Directive:
Provide only the number of lines in the data below that contain the word "Output".

Items from a figure collection:
****************************************

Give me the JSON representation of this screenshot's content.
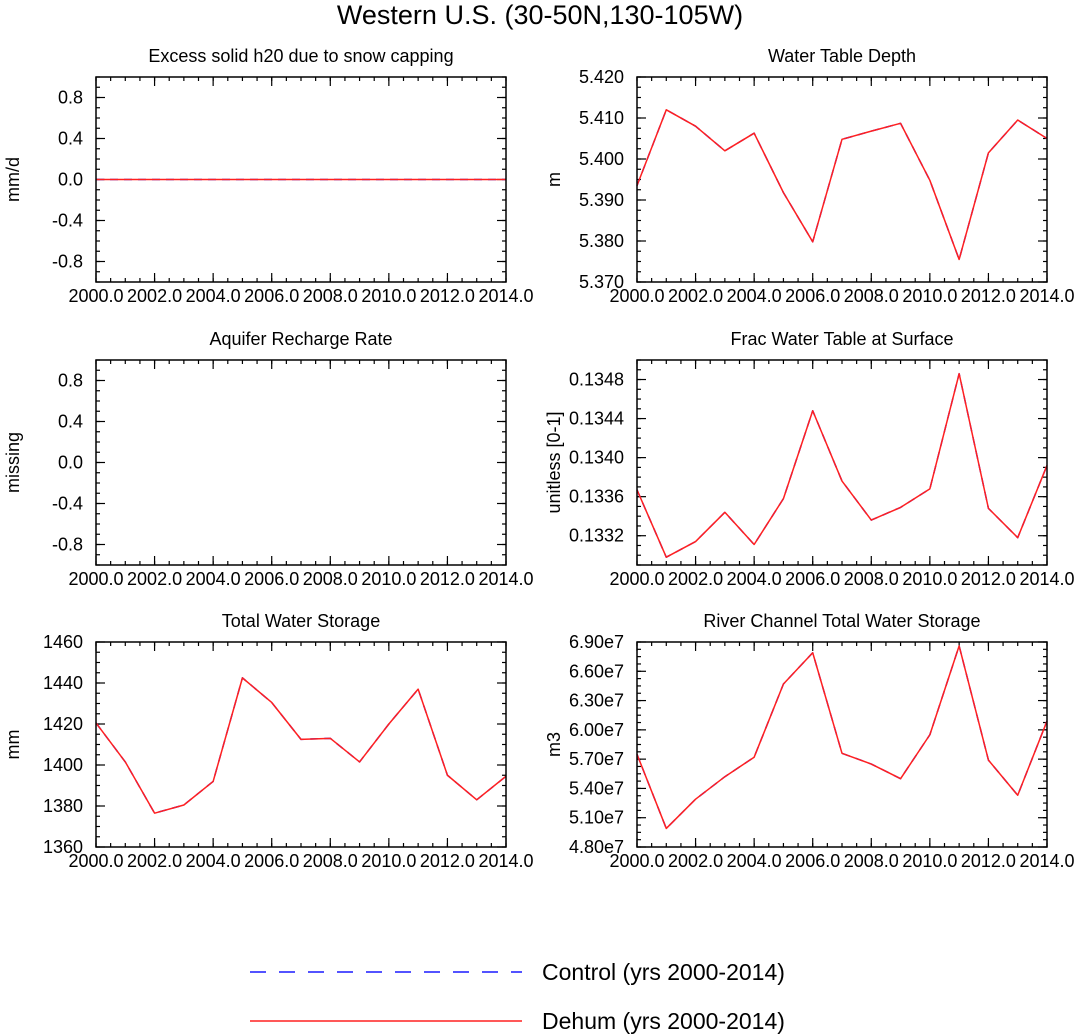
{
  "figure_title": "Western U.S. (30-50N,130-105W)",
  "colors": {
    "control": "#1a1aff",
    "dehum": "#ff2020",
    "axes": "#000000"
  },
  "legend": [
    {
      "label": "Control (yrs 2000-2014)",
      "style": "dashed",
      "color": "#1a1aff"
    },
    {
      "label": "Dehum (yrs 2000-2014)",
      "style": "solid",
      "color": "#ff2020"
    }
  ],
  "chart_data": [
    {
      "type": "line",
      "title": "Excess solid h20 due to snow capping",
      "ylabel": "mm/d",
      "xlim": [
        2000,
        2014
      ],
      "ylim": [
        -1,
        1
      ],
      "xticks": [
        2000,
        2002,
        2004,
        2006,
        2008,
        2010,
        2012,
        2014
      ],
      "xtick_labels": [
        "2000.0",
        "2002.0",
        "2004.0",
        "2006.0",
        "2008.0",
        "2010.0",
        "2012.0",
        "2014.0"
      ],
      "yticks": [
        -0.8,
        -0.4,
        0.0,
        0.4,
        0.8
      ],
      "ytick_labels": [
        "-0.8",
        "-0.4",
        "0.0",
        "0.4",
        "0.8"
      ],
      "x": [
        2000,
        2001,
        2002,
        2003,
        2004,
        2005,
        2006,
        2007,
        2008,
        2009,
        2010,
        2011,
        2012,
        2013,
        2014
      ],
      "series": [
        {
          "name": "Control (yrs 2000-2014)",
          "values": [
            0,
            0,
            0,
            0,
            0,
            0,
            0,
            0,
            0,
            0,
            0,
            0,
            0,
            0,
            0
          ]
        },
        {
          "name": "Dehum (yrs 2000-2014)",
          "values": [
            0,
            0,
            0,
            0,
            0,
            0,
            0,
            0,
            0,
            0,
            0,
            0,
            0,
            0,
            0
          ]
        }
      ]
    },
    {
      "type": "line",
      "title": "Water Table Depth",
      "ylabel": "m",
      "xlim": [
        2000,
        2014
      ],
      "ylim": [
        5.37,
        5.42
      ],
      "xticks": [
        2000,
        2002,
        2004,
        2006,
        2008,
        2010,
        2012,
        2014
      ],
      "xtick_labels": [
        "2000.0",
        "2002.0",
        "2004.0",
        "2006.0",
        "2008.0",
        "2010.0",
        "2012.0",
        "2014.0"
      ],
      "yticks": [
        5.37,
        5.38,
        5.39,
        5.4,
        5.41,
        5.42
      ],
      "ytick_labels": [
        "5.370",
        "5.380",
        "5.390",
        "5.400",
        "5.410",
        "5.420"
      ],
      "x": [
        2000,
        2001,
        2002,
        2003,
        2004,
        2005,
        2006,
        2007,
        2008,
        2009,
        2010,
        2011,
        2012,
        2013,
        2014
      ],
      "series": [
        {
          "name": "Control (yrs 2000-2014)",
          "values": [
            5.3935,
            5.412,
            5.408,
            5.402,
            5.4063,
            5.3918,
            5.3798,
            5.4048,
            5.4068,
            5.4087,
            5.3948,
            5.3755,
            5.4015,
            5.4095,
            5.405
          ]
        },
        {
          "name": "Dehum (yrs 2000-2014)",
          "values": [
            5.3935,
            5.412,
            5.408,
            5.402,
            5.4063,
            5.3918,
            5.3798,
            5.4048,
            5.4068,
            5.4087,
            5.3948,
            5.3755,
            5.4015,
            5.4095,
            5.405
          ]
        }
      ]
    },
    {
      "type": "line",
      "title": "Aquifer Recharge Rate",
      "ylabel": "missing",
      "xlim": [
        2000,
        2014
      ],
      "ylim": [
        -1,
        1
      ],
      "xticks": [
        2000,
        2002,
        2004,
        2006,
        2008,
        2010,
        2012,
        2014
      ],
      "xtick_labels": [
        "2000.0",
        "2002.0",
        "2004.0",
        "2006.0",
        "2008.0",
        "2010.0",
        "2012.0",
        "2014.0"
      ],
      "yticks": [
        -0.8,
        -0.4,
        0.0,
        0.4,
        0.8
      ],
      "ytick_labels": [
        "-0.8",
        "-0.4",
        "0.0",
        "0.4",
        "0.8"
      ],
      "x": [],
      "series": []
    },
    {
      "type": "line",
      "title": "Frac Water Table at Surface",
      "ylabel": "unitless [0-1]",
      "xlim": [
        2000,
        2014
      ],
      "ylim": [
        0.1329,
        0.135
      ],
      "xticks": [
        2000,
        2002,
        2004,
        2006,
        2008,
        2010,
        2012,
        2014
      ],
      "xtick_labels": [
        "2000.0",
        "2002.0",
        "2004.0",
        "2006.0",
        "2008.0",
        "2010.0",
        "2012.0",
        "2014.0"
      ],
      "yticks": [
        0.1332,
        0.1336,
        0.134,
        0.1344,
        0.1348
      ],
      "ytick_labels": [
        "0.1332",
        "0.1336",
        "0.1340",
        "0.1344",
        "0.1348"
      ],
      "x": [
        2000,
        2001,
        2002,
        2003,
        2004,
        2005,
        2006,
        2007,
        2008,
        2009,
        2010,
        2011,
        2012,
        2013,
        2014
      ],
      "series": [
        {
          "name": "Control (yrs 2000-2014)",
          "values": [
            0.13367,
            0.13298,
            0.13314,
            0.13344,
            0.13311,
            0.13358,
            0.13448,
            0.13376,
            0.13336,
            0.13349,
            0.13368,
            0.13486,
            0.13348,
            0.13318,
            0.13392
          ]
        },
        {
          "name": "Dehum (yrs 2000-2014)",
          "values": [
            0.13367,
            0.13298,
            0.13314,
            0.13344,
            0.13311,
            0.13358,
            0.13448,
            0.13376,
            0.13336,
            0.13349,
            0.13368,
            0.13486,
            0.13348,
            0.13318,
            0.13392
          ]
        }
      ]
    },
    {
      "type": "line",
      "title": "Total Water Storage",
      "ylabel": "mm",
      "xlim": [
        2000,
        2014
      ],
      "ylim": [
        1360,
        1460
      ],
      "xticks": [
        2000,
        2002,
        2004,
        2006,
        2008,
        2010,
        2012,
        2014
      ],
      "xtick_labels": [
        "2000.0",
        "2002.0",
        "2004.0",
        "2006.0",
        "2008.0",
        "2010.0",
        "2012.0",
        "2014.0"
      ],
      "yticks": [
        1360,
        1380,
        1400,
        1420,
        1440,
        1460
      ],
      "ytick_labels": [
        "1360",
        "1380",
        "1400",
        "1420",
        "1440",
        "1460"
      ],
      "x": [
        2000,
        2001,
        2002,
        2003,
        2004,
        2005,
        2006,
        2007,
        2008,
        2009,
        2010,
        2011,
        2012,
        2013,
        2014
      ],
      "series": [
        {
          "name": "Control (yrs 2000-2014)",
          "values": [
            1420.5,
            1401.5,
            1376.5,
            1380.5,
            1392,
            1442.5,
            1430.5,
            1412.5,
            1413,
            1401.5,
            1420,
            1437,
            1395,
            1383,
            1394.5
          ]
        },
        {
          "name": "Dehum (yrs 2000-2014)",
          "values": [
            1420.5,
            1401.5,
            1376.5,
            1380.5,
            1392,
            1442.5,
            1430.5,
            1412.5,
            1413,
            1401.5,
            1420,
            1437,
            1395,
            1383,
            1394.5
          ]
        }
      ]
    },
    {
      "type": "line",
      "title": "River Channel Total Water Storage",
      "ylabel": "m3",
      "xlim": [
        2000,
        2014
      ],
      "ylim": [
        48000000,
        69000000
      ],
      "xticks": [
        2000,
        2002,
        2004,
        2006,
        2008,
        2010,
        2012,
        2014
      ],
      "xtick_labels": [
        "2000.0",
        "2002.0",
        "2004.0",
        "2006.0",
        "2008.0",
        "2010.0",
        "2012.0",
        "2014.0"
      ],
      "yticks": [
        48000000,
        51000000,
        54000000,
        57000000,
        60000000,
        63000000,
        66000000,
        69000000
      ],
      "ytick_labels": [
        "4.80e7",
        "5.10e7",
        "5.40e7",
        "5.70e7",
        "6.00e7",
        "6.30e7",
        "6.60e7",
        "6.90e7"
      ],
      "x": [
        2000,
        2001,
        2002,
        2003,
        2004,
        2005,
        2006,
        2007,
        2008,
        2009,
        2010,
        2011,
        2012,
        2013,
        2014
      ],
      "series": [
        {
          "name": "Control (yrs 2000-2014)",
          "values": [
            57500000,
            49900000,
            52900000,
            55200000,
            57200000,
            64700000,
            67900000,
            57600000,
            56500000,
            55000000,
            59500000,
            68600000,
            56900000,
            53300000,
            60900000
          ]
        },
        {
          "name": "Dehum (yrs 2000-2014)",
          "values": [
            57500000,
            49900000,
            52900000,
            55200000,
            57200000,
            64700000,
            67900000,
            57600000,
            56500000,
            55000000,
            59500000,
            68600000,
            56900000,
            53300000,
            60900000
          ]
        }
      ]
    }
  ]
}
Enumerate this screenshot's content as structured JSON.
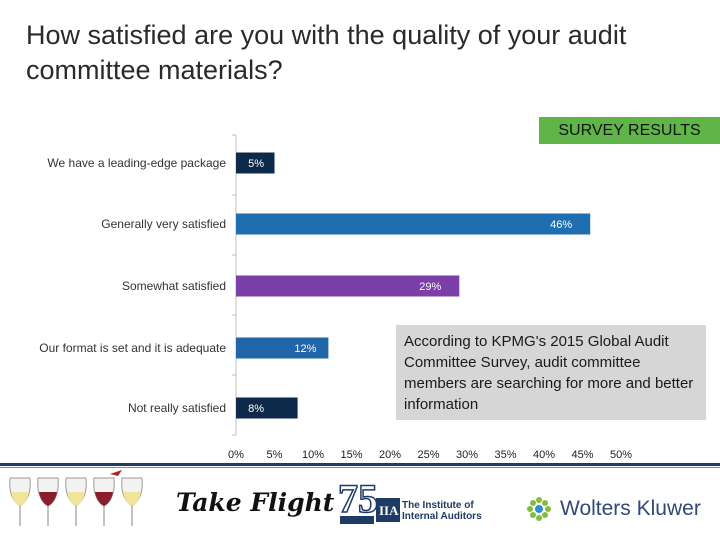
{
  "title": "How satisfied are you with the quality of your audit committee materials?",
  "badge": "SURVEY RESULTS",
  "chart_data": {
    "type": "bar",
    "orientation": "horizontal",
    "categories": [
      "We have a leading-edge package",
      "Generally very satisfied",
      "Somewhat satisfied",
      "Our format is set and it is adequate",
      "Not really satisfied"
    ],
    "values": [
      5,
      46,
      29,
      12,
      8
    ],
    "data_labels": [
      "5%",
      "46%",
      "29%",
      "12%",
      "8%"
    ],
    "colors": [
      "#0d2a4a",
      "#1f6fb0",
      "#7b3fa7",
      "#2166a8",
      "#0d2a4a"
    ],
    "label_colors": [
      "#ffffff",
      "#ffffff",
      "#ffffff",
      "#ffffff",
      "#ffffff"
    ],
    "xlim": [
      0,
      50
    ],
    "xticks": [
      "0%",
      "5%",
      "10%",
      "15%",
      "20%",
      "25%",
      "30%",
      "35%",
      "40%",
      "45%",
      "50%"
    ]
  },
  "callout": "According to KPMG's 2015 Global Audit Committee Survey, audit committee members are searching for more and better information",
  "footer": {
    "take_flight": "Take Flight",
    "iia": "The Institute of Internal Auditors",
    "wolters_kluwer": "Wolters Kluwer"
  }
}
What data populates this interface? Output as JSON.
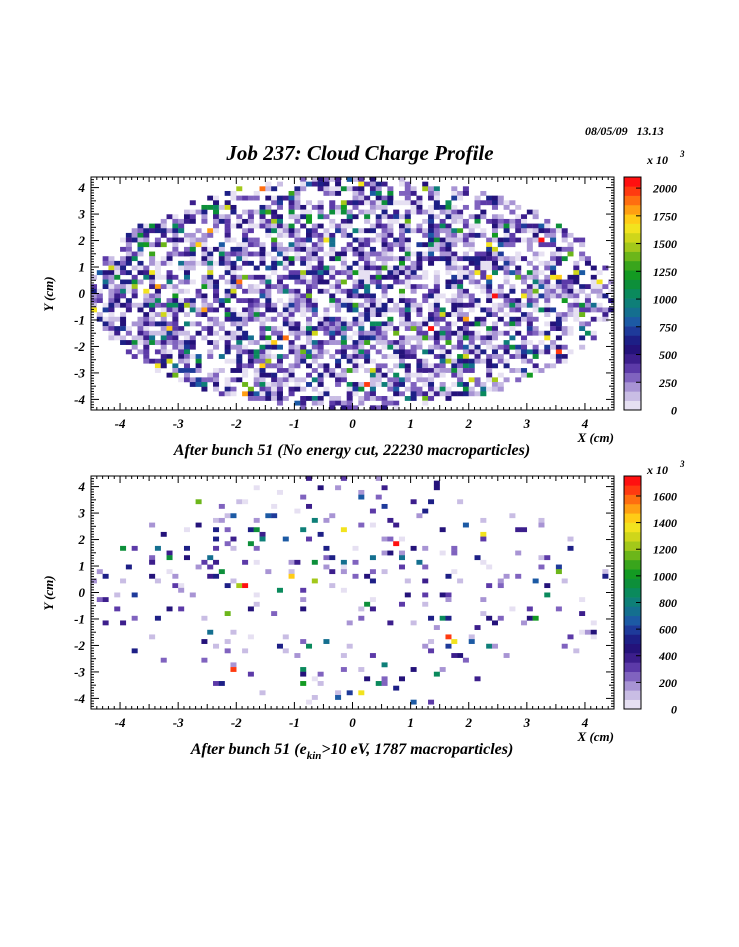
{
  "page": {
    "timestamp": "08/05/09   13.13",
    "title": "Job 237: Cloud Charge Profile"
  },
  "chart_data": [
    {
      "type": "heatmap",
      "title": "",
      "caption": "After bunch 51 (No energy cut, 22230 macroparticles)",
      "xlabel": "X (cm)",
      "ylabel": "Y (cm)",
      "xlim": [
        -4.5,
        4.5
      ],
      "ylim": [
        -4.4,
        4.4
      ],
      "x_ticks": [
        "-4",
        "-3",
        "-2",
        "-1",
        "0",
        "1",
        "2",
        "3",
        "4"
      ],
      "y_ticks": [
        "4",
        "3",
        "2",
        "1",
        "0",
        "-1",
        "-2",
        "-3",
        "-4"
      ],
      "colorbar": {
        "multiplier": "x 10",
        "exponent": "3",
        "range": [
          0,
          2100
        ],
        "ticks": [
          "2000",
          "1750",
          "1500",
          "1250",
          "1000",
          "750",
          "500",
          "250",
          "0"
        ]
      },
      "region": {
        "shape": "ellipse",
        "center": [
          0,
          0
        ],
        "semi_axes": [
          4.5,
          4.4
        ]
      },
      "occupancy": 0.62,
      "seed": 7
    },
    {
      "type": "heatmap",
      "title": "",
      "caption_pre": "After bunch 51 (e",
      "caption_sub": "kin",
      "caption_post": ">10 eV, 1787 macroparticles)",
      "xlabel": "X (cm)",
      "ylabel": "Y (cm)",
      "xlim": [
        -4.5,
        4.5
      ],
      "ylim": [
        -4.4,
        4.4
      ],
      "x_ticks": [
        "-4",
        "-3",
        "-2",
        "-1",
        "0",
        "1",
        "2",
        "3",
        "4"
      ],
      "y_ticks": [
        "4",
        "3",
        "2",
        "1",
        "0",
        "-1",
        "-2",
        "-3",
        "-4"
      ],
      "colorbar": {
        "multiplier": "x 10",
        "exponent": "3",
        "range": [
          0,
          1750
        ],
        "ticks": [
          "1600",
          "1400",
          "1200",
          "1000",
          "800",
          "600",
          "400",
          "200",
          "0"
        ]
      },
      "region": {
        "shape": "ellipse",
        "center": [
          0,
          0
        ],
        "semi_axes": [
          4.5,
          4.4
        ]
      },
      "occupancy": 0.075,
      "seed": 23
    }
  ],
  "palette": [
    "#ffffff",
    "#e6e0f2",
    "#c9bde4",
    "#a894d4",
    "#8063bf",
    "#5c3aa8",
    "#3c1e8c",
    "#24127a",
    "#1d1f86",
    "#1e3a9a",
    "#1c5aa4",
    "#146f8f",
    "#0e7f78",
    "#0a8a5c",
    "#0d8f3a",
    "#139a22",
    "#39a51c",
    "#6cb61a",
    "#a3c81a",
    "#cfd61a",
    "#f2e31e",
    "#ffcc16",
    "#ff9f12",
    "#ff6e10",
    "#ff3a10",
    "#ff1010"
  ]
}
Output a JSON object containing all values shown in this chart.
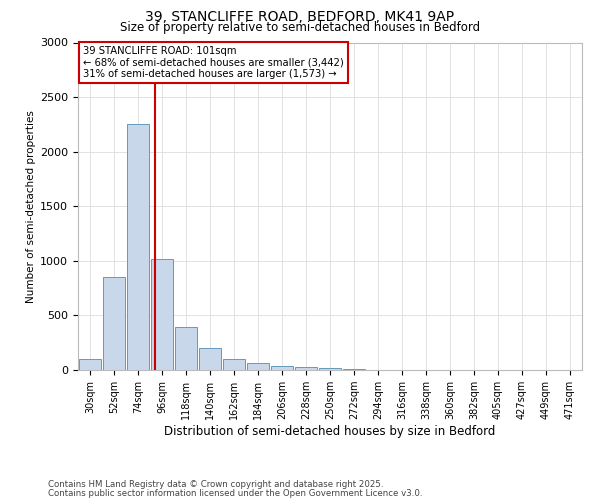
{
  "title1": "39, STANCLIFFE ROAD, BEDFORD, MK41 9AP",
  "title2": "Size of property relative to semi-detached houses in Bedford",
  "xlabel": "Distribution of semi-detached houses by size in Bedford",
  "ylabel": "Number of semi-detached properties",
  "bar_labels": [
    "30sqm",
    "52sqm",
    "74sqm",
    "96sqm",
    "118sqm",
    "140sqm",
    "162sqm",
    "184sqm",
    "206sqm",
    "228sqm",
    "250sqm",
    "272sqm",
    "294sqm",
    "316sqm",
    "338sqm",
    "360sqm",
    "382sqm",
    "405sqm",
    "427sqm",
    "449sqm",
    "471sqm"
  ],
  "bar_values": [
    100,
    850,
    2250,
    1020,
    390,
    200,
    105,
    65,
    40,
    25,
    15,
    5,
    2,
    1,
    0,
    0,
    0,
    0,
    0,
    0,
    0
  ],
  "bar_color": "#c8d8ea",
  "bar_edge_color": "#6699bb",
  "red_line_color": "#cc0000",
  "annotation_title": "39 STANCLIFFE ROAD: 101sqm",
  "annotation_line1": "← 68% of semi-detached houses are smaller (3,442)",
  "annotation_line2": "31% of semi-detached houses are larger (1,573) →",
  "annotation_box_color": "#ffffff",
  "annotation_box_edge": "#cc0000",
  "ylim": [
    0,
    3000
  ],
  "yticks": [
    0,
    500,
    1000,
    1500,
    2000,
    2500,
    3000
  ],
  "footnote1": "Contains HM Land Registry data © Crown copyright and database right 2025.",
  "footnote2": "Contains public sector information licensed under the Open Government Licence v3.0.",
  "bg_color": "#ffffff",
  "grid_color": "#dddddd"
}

****************************************

The answer:
2